--- DIRECTIONS FOR THIS TASK ---
Turn the records, from their first line through the line holding "value-label: 18.4% xyxy=(508,234,551,251)", into a numbered list with blank lines left out.

-----

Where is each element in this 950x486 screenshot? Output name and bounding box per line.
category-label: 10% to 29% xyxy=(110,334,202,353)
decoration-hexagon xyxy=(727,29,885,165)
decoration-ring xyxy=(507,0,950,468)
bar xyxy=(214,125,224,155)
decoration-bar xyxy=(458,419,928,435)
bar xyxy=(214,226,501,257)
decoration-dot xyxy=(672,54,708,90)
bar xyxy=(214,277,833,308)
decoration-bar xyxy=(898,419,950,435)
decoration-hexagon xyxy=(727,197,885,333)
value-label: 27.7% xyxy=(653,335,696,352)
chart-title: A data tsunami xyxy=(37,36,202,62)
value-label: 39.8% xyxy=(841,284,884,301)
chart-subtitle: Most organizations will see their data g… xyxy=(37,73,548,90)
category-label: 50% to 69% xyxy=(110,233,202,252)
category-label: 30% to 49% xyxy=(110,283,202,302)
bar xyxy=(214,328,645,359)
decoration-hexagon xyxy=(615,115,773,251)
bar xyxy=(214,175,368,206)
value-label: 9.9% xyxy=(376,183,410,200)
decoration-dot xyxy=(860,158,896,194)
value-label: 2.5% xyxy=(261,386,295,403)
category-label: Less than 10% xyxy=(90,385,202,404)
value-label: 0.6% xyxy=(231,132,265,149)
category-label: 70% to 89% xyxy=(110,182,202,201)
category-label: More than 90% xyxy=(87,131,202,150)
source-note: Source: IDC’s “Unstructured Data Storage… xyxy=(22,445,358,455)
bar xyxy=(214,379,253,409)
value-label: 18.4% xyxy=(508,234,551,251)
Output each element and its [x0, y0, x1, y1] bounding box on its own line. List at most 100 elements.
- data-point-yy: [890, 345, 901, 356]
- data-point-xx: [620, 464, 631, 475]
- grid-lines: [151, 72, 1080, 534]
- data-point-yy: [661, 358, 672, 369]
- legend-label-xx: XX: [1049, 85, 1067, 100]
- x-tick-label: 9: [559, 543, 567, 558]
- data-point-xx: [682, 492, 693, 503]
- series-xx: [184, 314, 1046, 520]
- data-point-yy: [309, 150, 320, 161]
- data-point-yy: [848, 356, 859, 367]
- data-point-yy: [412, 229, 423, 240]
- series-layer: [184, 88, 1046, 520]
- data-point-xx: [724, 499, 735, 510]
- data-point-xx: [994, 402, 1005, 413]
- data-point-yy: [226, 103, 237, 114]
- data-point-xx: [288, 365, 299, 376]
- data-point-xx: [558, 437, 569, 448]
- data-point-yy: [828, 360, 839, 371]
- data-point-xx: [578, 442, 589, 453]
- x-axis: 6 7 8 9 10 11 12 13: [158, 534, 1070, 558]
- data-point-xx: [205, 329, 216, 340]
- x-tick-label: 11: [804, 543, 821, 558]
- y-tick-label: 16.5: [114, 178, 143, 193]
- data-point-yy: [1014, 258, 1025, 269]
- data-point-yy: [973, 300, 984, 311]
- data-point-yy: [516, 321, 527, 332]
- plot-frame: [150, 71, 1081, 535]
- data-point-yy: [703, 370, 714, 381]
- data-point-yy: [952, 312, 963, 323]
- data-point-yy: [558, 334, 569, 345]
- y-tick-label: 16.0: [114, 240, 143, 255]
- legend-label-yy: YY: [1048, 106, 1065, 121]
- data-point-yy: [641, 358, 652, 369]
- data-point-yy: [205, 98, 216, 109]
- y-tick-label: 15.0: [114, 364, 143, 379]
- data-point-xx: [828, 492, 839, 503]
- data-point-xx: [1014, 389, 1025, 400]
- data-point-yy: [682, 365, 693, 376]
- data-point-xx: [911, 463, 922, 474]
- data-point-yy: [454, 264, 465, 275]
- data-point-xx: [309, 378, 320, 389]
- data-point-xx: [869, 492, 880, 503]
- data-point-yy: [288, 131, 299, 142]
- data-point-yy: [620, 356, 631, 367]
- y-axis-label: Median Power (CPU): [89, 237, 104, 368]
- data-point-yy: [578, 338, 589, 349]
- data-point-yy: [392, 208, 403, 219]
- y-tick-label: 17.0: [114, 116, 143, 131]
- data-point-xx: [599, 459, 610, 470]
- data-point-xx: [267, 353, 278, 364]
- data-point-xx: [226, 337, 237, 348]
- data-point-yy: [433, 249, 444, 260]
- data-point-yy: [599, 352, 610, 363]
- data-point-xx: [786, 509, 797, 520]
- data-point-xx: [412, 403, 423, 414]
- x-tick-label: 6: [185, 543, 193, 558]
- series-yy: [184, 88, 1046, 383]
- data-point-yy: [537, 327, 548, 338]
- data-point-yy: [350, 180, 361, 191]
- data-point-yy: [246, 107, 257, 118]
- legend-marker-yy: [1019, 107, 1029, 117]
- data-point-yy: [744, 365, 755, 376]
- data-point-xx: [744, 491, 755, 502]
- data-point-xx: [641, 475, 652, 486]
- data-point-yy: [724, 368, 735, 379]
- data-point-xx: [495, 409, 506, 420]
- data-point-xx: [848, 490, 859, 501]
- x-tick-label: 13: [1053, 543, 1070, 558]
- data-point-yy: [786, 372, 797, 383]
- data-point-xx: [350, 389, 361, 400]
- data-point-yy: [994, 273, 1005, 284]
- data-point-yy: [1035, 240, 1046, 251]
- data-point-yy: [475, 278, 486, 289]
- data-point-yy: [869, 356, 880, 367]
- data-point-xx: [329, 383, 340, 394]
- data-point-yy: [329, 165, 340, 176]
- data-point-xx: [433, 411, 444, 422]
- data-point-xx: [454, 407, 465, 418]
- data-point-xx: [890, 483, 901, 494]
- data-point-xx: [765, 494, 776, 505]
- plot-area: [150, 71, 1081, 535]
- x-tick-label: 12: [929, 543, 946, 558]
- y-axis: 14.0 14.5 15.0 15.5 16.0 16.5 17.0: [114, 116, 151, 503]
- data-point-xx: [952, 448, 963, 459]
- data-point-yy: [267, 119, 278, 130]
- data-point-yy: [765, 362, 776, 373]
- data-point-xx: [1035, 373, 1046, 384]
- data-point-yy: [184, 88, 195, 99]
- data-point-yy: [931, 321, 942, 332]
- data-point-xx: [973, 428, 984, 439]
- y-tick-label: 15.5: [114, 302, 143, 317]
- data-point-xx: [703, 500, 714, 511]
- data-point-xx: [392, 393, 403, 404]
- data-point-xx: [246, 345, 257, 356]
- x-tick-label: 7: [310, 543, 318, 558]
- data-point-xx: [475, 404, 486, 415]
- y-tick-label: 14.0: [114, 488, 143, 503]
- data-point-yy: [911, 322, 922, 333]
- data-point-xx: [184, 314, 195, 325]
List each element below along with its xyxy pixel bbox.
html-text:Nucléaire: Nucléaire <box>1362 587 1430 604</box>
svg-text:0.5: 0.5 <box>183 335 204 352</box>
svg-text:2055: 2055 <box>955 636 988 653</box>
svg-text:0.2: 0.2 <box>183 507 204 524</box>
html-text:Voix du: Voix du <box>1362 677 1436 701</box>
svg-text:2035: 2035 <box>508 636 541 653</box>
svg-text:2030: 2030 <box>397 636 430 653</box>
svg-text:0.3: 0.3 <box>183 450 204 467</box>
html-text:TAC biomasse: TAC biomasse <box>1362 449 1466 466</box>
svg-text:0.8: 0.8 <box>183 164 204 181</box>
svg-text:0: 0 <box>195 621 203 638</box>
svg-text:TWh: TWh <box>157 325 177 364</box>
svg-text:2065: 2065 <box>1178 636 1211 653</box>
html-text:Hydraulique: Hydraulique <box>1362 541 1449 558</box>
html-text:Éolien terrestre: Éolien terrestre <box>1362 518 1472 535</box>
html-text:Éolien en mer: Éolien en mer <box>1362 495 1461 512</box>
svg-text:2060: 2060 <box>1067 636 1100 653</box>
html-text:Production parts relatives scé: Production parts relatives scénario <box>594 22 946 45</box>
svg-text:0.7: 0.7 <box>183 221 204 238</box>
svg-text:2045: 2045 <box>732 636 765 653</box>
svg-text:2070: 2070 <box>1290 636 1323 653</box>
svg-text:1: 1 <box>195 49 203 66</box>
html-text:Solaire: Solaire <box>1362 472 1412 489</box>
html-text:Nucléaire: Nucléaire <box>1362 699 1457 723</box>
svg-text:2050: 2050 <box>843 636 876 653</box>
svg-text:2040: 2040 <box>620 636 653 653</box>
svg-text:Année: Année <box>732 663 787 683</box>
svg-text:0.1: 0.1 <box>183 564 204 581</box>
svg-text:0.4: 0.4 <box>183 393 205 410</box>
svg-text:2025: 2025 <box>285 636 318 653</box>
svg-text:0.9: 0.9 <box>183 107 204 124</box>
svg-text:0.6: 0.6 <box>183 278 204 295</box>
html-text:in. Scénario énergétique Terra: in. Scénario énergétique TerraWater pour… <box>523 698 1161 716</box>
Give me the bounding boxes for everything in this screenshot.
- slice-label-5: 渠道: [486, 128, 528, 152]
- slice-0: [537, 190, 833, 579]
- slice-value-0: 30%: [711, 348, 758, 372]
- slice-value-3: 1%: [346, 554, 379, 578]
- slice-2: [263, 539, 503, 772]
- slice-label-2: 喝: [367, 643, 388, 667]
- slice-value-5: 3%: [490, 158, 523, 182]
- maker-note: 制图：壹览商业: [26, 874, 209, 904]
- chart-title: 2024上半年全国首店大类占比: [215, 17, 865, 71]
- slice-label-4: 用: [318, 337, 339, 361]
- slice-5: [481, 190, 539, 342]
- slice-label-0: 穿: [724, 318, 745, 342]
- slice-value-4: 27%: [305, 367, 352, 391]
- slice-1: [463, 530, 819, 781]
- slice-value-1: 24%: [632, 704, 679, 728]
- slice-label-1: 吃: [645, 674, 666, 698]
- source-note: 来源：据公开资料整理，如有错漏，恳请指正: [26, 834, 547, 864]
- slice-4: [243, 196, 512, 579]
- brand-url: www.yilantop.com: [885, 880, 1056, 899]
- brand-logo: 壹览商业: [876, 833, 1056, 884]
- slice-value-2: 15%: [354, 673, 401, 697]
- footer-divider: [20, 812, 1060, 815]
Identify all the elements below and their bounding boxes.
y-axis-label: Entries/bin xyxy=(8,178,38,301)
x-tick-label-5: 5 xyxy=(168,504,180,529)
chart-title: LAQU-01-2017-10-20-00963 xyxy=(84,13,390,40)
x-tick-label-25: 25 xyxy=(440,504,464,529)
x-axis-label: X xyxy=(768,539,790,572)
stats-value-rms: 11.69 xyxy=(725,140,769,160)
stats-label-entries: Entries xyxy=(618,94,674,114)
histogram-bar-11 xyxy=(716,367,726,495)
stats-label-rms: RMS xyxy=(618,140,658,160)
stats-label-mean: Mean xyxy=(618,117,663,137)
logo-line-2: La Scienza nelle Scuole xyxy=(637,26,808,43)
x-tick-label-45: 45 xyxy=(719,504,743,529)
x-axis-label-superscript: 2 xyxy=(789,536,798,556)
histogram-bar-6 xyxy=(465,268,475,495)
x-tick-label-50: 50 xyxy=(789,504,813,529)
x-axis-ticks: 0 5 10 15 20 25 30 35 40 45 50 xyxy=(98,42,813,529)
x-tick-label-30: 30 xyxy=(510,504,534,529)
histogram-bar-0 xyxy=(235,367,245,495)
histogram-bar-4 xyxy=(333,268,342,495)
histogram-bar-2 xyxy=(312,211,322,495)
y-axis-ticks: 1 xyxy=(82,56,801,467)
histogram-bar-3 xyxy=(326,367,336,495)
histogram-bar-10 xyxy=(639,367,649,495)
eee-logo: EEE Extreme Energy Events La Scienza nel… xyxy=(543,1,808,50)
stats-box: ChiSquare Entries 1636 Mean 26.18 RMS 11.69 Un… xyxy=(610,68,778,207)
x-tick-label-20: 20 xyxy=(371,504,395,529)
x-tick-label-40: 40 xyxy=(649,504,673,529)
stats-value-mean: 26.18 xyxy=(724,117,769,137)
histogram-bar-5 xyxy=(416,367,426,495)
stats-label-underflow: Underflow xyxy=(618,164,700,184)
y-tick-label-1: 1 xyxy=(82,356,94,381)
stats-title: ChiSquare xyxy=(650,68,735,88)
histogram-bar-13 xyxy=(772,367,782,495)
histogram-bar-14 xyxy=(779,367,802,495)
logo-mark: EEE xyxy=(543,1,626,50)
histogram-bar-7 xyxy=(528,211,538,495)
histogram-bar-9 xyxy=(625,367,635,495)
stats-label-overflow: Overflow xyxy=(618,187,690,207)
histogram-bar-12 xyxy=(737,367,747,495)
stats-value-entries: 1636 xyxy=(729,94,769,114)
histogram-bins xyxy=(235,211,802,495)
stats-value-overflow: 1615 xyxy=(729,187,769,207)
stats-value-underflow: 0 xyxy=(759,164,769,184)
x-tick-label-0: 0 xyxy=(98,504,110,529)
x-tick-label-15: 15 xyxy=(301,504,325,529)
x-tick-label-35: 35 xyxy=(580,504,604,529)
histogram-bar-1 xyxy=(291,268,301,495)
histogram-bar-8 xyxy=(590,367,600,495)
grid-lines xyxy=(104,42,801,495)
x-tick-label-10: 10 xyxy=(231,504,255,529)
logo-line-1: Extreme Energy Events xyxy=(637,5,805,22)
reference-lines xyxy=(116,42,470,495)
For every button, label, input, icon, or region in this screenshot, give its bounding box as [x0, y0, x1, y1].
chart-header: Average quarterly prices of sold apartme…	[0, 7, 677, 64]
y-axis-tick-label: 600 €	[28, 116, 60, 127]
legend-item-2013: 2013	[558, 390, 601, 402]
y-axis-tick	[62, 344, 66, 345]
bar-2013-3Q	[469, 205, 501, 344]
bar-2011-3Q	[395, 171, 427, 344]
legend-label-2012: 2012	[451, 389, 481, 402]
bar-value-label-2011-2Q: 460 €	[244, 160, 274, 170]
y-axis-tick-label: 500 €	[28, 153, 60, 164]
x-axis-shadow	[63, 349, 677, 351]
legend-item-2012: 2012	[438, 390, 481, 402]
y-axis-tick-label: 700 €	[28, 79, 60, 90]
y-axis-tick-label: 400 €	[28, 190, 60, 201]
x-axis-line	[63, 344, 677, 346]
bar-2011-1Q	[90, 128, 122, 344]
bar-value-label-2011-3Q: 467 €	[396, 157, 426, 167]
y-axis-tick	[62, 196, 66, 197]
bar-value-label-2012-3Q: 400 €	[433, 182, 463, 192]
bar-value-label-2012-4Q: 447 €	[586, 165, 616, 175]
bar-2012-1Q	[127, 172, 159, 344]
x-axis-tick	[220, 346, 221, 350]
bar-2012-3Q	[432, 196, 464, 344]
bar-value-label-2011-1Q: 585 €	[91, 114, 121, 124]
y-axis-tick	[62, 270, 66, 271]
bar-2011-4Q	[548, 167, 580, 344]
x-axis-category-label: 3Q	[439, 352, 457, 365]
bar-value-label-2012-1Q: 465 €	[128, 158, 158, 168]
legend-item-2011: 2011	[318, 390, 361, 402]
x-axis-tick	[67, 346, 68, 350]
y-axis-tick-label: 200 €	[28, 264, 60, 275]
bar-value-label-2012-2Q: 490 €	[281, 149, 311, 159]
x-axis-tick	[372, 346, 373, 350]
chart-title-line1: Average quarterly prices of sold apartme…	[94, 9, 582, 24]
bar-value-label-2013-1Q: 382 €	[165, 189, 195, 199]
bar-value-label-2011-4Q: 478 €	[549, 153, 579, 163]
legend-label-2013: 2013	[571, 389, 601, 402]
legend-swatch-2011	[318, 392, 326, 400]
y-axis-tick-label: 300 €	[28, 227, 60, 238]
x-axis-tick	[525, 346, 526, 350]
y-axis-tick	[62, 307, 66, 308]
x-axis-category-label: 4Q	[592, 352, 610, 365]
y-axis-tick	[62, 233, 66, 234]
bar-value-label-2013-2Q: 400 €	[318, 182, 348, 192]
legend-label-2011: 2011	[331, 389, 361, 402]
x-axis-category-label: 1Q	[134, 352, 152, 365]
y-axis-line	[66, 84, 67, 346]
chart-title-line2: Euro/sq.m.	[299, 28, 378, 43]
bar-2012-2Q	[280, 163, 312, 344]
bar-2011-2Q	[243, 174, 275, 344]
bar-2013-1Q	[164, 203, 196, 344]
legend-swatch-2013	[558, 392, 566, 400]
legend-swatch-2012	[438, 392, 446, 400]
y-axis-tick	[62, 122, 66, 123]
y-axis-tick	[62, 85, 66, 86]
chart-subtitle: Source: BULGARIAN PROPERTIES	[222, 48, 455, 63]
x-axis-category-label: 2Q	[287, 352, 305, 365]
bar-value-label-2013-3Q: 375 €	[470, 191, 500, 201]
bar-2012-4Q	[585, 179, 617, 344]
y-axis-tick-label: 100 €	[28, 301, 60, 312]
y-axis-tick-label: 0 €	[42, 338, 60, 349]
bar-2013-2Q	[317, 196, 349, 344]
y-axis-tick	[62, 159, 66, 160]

-----

--- EXERCISE RESULT ---
1. Where is each element in this 950x486 screenshot? Output name and bounding box per line.
2. category-label: 10% to 29% xyxy=(110,334,202,353)
3. decoration-hexagon xyxy=(727,29,885,165)
4. decoration-ring xyxy=(507,0,950,468)
5. bar xyxy=(214,125,224,155)
6. decoration-bar xyxy=(458,419,928,435)
7. bar xyxy=(214,226,501,257)
8. decoration-dot xyxy=(672,54,708,90)
9. bar xyxy=(214,277,833,308)
10. decoration-bar xyxy=(898,419,950,435)
11. decoration-hexagon xyxy=(727,197,885,333)
12. value-label: 27.7% xyxy=(653,335,696,352)
13. chart-title: A data tsunami xyxy=(37,36,202,62)
14. value-label: 39.8% xyxy=(841,284,884,301)
15. chart-subtitle: Most organizations will see their data g… xyxy=(37,73,548,90)
16. category-label: 50% to 69% xyxy=(110,233,202,252)
17. category-label: 30% to 49% xyxy=(110,283,202,302)
18. bar xyxy=(214,328,645,359)
19. decoration-hexagon xyxy=(615,115,773,251)
20. bar xyxy=(214,175,368,206)
21. value-label: 9.9% xyxy=(376,183,410,200)
22. decoration-dot xyxy=(860,158,896,194)
23. value-label: 2.5% xyxy=(261,386,295,403)
24. category-label: Less than 10% xyxy=(90,385,202,404)
25. value-label: 0.6% xyxy=(231,132,265,149)
26. category-label: 70% to 89% xyxy=(110,182,202,201)
27. category-label: More than 90% xyxy=(87,131,202,150)
28. source-note: Source: IDC’s “Unstructured Data Storage… xyxy=(22,445,358,455)
29. bar xyxy=(214,379,253,409)
30. value-label: 18.4% xyxy=(508,234,551,251)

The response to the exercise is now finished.